■ **Records to process**
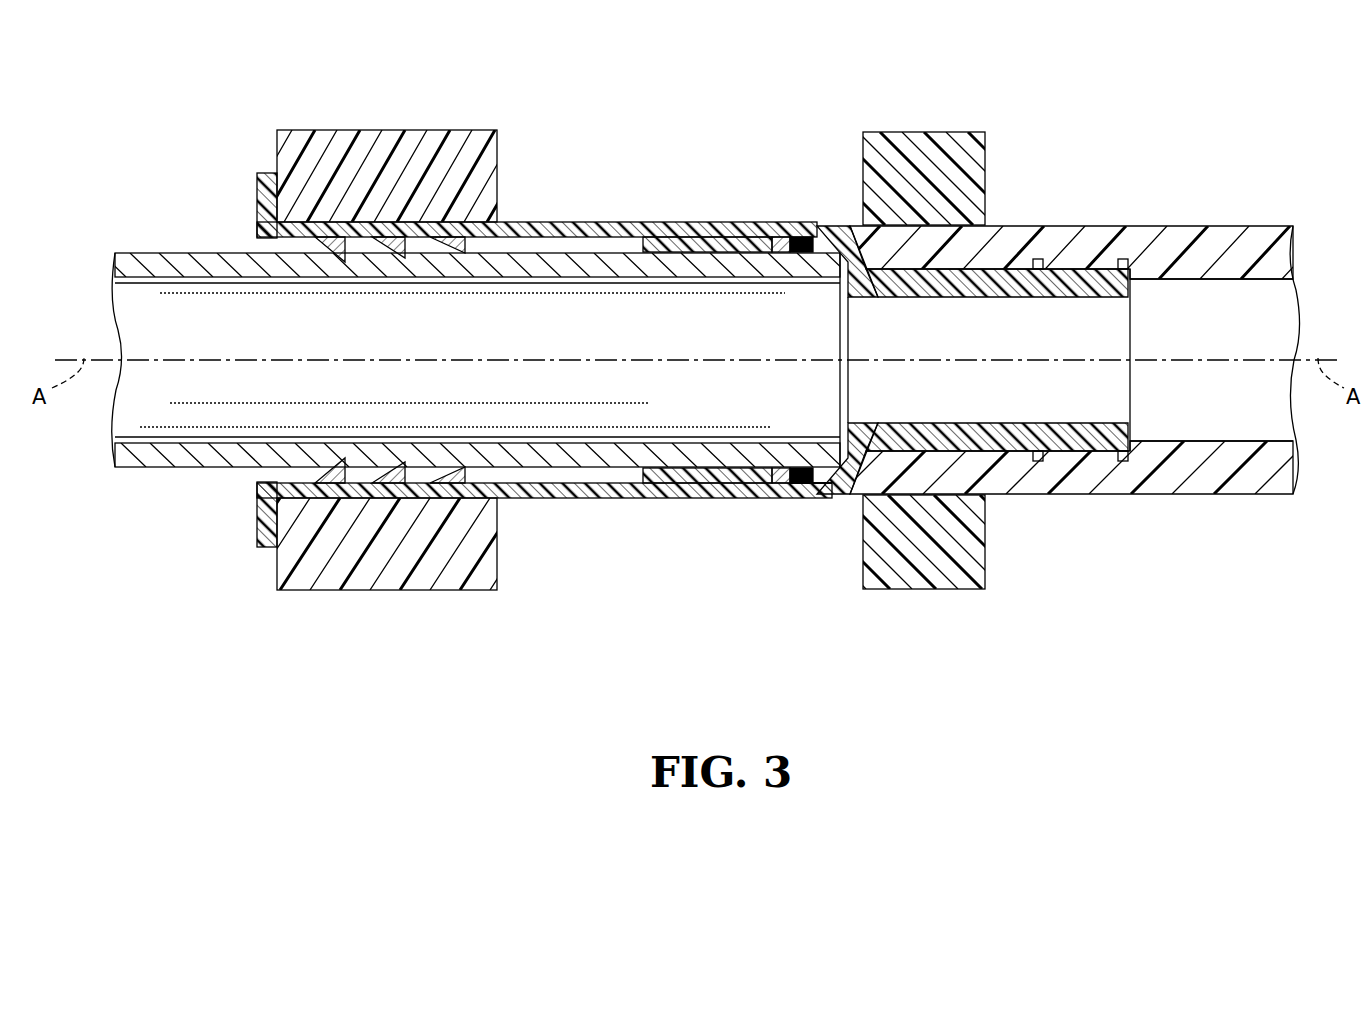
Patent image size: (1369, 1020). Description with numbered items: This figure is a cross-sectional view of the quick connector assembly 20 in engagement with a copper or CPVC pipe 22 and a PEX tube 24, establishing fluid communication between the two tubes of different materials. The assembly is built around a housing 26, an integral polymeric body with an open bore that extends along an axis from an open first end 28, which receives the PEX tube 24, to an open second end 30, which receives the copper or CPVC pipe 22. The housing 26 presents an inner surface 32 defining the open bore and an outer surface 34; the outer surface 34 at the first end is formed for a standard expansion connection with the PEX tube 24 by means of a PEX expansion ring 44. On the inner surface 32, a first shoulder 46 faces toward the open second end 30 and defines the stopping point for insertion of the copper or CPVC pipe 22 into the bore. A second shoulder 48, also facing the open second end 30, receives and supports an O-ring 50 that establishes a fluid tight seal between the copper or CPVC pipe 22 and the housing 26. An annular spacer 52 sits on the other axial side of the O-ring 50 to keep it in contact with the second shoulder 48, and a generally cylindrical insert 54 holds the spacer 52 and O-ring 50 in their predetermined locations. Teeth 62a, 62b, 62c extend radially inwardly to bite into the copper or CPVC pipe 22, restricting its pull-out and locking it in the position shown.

The quick connector assembly 20 is at (687, 168).
The copper or CPVC pipe 22 is at (130, 470).
The PEX tube 24 is at (1170, 242).
The housing 26 is at (546, 222).
The open first end 28 is at (1130, 405).
The open second end 30 is at (262, 215).
The inner surface 32 is at (1056, 318).
The outer surface 34 is at (802, 498).
The PEX expansion ring 44 is at (925, 132).
The first shoulder 46 is at (820, 228).
The second shoulder 48 is at (800, 236).
The O-ring 50 is at (803, 486).
The annular spacer 52 is at (782, 484).
The insert 54 is at (668, 480).
The tooth 62a is at (340, 235).
The tooth 62b is at (398, 235).
The tooth 62c is at (458, 235).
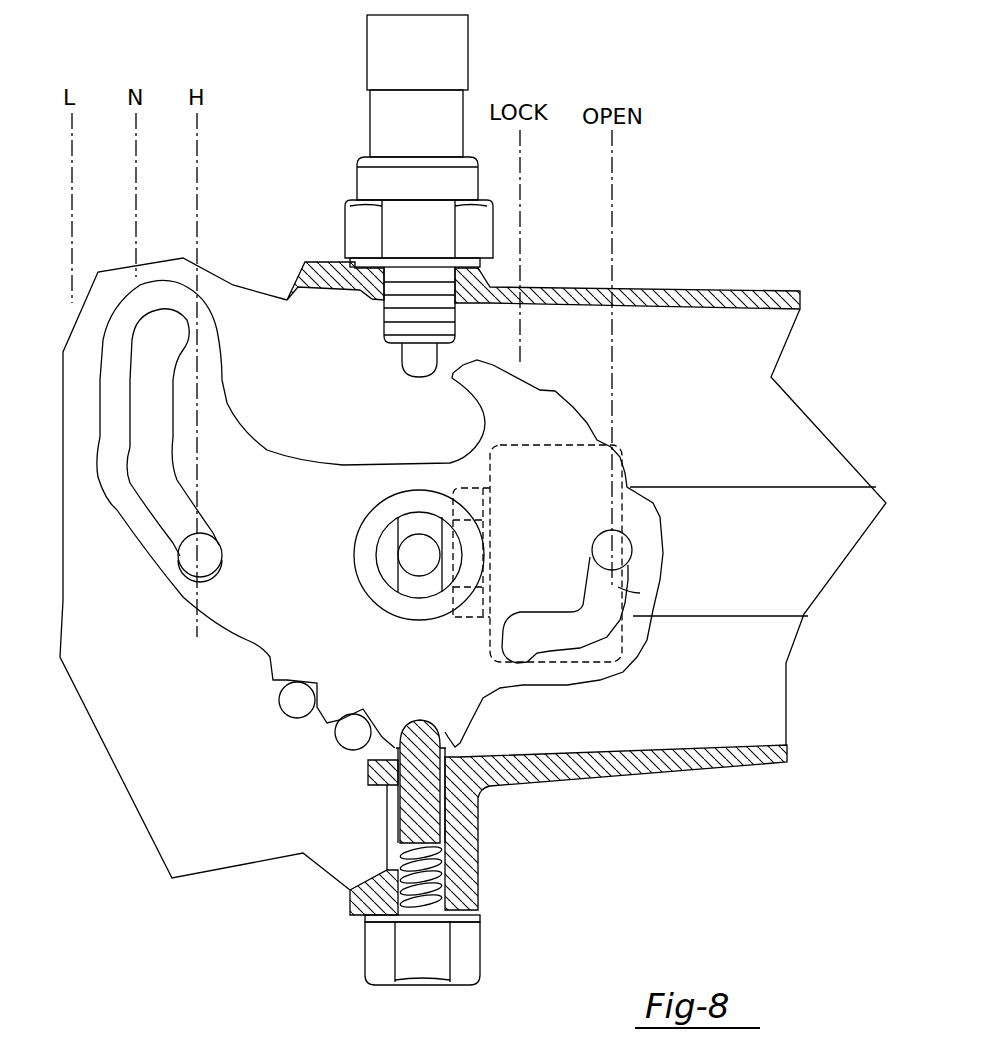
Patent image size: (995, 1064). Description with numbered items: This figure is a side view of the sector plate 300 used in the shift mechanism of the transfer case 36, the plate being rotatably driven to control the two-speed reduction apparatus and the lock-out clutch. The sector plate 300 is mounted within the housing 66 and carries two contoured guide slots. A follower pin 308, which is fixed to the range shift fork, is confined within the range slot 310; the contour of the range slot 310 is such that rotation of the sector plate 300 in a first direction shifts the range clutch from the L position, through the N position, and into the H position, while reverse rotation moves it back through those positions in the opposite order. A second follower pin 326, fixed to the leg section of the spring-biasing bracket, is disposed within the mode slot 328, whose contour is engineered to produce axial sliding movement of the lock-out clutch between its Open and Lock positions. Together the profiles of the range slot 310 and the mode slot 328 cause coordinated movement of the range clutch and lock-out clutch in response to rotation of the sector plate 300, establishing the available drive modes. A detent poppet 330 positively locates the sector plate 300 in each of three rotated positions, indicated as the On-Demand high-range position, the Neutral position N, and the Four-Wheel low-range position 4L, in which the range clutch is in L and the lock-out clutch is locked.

The transfer case 36 is at (698, 262).
The housing 66 is at (744, 295).
The sector plate 300 is at (270, 479).
The follower pin 308 is at (212, 557).
The range slot 310 is at (160, 530).
The follower pin 326 is at (627, 552).
The mode slot 328 is at (628, 610).
The detent poppet 330 is at (405, 817).
The Four-Wheel low-range position 4L is at (313, 680).
The Neutral position N is at (365, 712).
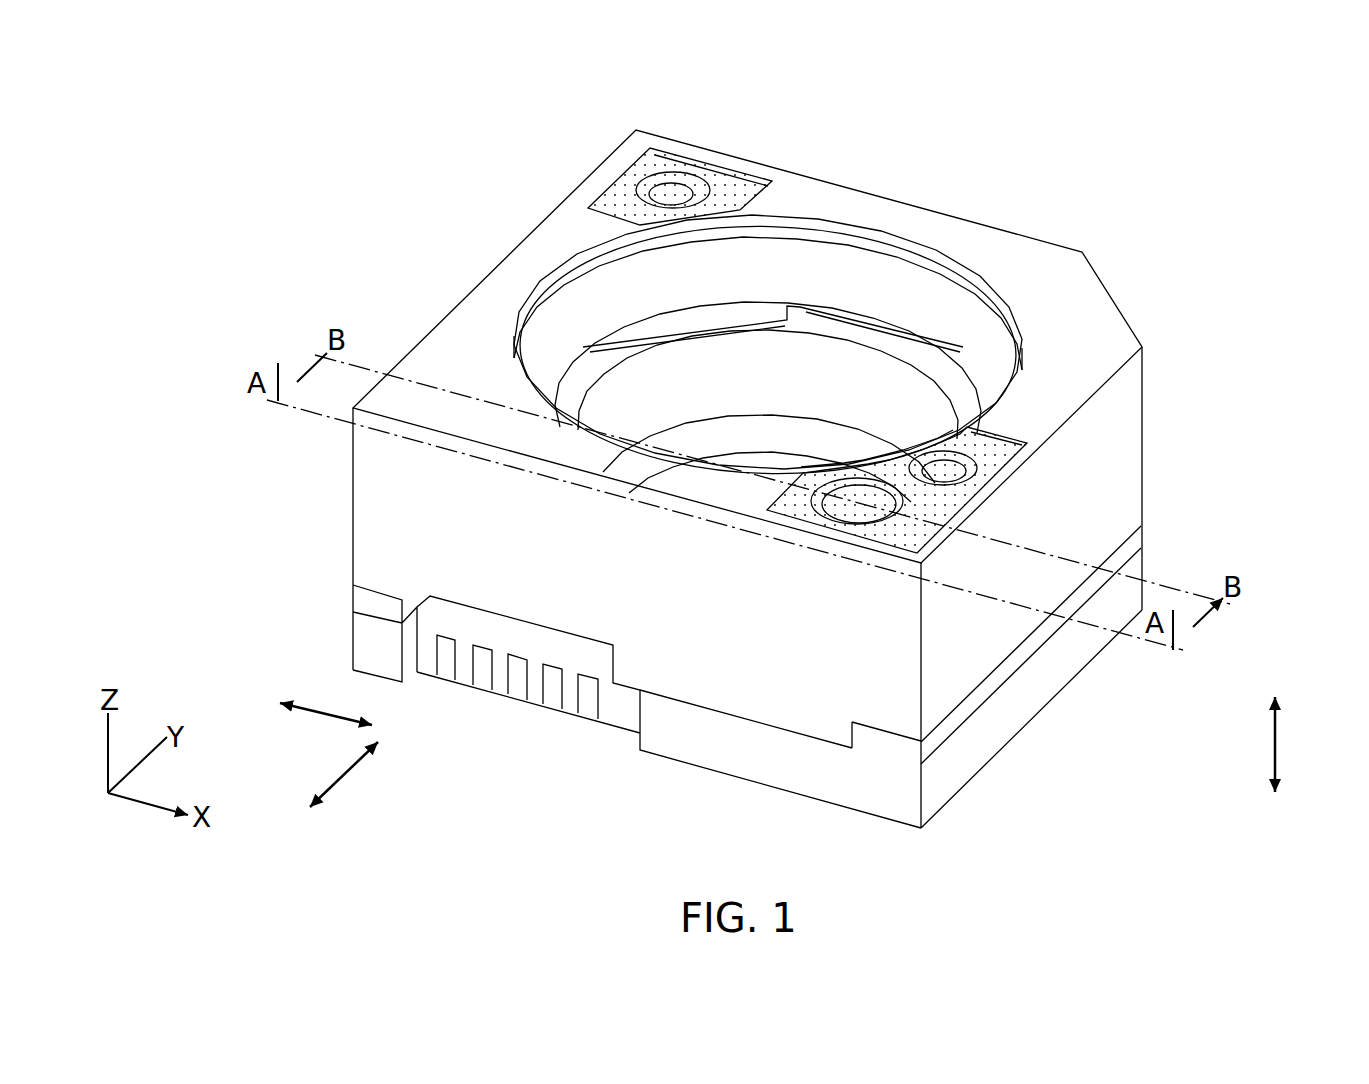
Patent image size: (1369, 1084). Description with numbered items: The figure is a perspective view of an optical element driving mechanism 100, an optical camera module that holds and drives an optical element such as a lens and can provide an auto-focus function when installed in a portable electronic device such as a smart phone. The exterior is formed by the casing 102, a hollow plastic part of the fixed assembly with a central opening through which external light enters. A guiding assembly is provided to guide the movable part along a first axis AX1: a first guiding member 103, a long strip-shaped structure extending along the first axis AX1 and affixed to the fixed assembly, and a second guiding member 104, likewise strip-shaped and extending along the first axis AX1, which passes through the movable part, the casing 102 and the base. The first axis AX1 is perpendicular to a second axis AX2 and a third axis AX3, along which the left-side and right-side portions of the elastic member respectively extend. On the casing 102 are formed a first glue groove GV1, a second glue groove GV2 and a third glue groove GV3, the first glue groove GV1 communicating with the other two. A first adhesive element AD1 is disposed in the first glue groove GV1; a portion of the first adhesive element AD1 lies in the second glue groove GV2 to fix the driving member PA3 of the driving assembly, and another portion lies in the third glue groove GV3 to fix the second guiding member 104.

The optical element driving mechanism 100 is at (332, 89).
The casing 102 is at (893, 198).
The first guiding member 103 is at (673, 192).
The second guiding member 104 is at (880, 498).
The first adhesive element AD1 is at (1014, 432).
The first glue groove GV1 is at (973, 457).
The second glue groove GV2 is at (855, 528).
The third glue groove GV3 is at (950, 470).
The driving member PA3 is at (935, 548).
The first axis AX1 is at (1273, 763).
The second axis AX2 is at (294, 705).
The third axis AX3 is at (357, 774).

■ **Given problem**
Change every "figure" to "drawing" in all of the rows above and write them out again with nothing else altered. Leave out the pictures.

■ **Expected answer**
Patent image size: (1369, 1020). Description with numbered items: This drawing is a cross-sectional view of the quick connector assembly 20 in engagement with a copper or CPVC pipe 22 and a PEX tube 24, establishing fluid communication between the two tubes of different materials. The assembly is built around a housing 26, an integral polymeric body with an open bore that extends along an axis from an open first end 28, which receives the PEX tube 24, to an open second end 30, which receives the copper or CPVC pipe 22. The housing 26 presents an inner surface 32 defining the open bore and an outer surface 34; the outer surface 34 at the first end is formed for a standard expansion connection with the PEX tube 24 by means of a PEX expansion ring 44. On the inner surface 32, a first shoulder 46 faces toward the open second end 30 and defines the stopping point for insertion of the copper or CPVC pipe 22 into the bore. A second shoulder 48, also facing the open second end 30, receives and supports an O-ring 50 that establishes a fluid tight seal between the copper or CPVC pipe 22 and the housing 26. An annular spacer 52 sits on the other axial side of the O-ring 50 to keep it in contact with the second shoulder 48, and a generally cylindrical insert 54 holds the spacer 52 and O-ring 50 in their predetermined locations. Teeth 62a, 62b, 62c extend radially inwardly to bite into the copper or CPVC pipe 22, restricting its pull-out and locking it in the position shown.

The quick connector assembly 20 is at (687, 168).
The copper or CPVC pipe 22 is at (130, 470).
The PEX tube 24 is at (1170, 242).
The housing 26 is at (546, 222).
The open first end 28 is at (1130, 405).
The open second end 30 is at (262, 215).
The inner surface 32 is at (1056, 318).
The outer surface 34 is at (802, 498).
The PEX expansion ring 44 is at (925, 132).
The first shoulder 46 is at (820, 228).
The second shoulder 48 is at (800, 236).
The O-ring 50 is at (803, 486).
The annular spacer 52 is at (782, 484).
The insert 54 is at (668, 480).
The tooth 62a is at (340, 235).
The tooth 62b is at (398, 235).
The tooth 62c is at (458, 235).
Patent image size: (995, 1064). Description with numbered items: This drawing is a side view of the sector plate 300 used in the shift mechanism of the transfer case 36, the plate being rotatably driven to control the two-speed reduction apparatus and the lock-out clutch. The sector plate 300 is mounted within the housing 66 and carries two contoured guide slots. A follower pin 308, which is fixed to the range shift fork, is confined within the range slot 310; the contour of the range slot 310 is such that rotation of the sector plate 300 in a first direction shifts the range clutch from the L position, through the N position, and into the H position, while reverse rotation moves it back through those positions in the opposite order. A second follower pin 326, fixed to the leg section of the spring-biasing bracket, is disposed within the mode slot 328, whose contour is engineered to produce axial sliding movement of the lock-out clutch between its Open and Lock positions. Together the profiles of the range slot 310 and the mode slot 328 cause coordinated movement of the range clutch and lock-out clutch in response to rotation of the sector plate 300, establishing the available drive modes. A detent poppet 330 positively locates the sector plate 300 in each of three rotated positions, indicated as the On-Demand high-range position, the Neutral position N, and the Four-Wheel low-range position 4L, in which the range clutch is in L and the lock-out clutch is locked.

The transfer case 36 is at (698, 262).
The housing 66 is at (744, 295).
The sector plate 300 is at (270, 479).
The follower pin 308 is at (212, 557).
The range slot 310 is at (160, 530).
The follower pin 326 is at (627, 552).
The mode slot 328 is at (628, 610).
The detent poppet 330 is at (405, 817).
The Four-Wheel low-range position 4L is at (313, 680).
The Neutral position N is at (365, 712).
Patent image size: (1369, 1084). Description with numbered items: The drawing is a perspective view of an optical element driving mechanism 100, an optical camera module that holds and drives an optical element such as a lens and can provide an auto-focus function when installed in a portable electronic device such as a smart phone. The exterior is formed by the casing 102, a hollow plastic part of the fixed assembly with a central opening through which external light enters. A guiding assembly is provided to guide the movable part along a first axis AX1: a first guiding member 103, a long strip-shaped structure extending along the first axis AX1 and affixed to the fixed assembly, and a second guiding member 104, likewise strip-shaped and extending along the first axis AX1, which passes through the movable part, the casing 102 and the base. The first axis AX1 is perpendicular to a second axis AX2 and a third axis AX3, along which the left-side and right-side portions of the elastic member respectively extend. On the casing 102 are formed a first glue groove GV1, a second glue groove GV2 and a third glue groove GV3, the first glue groove GV1 communicating with the other two. A first adhesive element AD1 is disposed in the first glue groove GV1; a portion of the first adhesive element AD1 lies in the second glue groove GV2 to fix the driving member PA3 of the driving assembly, and another portion lies in the third glue groove GV3 to fix the second guiding member 104.

The optical element driving mechanism 100 is at (332, 89).
The casing 102 is at (893, 198).
The first guiding member 103 is at (673, 192).
The second guiding member 104 is at (880, 498).
The first adhesive element AD1 is at (1014, 432).
The first glue groove GV1 is at (973, 457).
The second glue groove GV2 is at (855, 528).
The third glue groove GV3 is at (950, 470).
The driving member PA3 is at (935, 548).
The first axis AX1 is at (1273, 763).
The second axis AX2 is at (294, 705).
The third axis AX3 is at (357, 774).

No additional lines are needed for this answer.